* Begin Dataset records *

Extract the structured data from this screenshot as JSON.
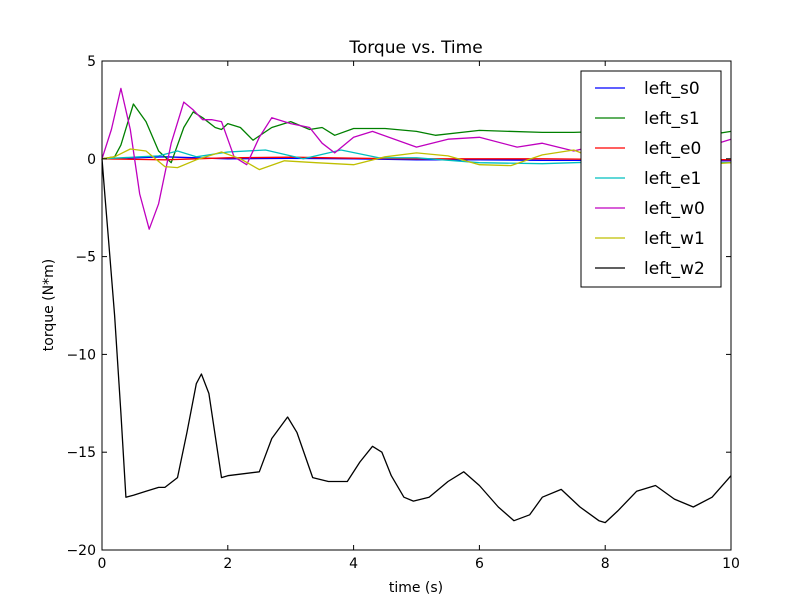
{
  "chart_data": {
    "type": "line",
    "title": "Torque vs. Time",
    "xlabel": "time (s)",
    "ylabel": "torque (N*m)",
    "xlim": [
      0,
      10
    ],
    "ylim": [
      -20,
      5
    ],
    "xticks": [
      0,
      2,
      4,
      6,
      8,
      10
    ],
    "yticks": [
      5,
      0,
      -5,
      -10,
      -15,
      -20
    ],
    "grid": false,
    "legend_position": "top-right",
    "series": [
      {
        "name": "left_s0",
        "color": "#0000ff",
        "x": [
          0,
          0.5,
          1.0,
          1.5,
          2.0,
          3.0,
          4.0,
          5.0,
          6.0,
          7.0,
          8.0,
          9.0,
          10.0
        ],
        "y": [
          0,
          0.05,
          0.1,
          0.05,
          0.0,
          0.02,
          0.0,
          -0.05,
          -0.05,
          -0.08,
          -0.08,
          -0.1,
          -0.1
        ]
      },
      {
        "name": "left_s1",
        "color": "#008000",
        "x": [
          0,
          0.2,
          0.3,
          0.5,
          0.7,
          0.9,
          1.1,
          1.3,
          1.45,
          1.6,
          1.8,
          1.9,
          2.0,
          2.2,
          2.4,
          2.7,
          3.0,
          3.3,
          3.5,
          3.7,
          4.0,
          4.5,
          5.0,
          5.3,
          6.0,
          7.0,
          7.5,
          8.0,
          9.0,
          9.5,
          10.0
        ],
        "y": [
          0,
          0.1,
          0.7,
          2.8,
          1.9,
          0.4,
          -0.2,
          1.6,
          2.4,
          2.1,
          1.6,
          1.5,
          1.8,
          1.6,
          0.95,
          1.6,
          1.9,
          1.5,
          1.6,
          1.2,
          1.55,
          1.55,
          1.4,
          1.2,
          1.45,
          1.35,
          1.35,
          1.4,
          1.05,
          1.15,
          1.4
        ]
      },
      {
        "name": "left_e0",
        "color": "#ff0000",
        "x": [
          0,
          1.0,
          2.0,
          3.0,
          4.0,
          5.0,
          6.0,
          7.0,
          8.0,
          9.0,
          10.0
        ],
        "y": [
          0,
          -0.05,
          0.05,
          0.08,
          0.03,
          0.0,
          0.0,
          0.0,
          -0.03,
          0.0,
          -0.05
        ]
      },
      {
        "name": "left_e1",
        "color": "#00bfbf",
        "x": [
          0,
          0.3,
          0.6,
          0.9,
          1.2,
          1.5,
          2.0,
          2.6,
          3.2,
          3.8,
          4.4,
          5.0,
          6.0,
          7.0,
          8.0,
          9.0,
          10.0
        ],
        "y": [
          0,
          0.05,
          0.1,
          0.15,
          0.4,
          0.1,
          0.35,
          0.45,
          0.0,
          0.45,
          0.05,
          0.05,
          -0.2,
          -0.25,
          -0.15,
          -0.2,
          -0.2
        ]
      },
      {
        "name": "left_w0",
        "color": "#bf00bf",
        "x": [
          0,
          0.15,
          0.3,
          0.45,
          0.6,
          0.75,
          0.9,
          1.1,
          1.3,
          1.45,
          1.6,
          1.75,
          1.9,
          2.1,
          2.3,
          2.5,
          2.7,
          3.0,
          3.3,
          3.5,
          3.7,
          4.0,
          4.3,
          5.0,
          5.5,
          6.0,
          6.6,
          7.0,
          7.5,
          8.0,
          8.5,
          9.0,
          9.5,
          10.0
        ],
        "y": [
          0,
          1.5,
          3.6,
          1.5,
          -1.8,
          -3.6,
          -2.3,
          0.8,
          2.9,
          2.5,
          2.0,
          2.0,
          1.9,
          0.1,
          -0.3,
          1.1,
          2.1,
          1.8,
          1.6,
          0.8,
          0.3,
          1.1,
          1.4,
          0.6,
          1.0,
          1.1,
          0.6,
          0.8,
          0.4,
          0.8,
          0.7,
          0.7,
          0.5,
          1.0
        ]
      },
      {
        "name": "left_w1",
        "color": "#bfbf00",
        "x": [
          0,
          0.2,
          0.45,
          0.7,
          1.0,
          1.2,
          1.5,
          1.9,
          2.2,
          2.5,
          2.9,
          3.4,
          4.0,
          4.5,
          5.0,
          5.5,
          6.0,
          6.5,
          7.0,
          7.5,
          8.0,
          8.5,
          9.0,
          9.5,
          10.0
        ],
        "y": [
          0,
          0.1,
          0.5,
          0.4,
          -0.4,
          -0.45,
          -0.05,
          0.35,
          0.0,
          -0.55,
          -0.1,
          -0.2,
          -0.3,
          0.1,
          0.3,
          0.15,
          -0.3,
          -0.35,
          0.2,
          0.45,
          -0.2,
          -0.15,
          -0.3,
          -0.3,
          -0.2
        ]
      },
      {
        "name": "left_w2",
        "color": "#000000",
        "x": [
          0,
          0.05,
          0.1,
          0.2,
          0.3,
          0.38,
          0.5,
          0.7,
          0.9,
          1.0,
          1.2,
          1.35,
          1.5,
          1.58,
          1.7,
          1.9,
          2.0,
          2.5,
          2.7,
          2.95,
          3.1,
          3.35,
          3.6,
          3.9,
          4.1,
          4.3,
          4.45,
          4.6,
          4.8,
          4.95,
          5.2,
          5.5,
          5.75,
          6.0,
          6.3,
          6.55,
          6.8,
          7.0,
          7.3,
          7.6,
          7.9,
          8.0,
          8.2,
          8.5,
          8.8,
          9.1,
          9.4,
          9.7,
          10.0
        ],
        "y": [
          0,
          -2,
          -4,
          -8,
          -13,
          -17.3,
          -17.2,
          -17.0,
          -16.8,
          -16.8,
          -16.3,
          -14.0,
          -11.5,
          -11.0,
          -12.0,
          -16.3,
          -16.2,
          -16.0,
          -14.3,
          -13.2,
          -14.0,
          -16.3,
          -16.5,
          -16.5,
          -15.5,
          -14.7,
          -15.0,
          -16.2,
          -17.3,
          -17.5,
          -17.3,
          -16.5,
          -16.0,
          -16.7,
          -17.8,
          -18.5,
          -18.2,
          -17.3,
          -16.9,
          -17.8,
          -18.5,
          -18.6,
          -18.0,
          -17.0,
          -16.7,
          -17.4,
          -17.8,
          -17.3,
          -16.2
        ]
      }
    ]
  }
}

* End Dataset records *

- _The request_
Select all lines in the listing that include the word "name".

- _Solution to the exercise_
        "name": "left_s0",
        "name": "left_s1",
        "name": "left_e0",
        "name": "left_e1",
        "name": "left_w0",
        "name": "left_w1",
        "name": "left_w2",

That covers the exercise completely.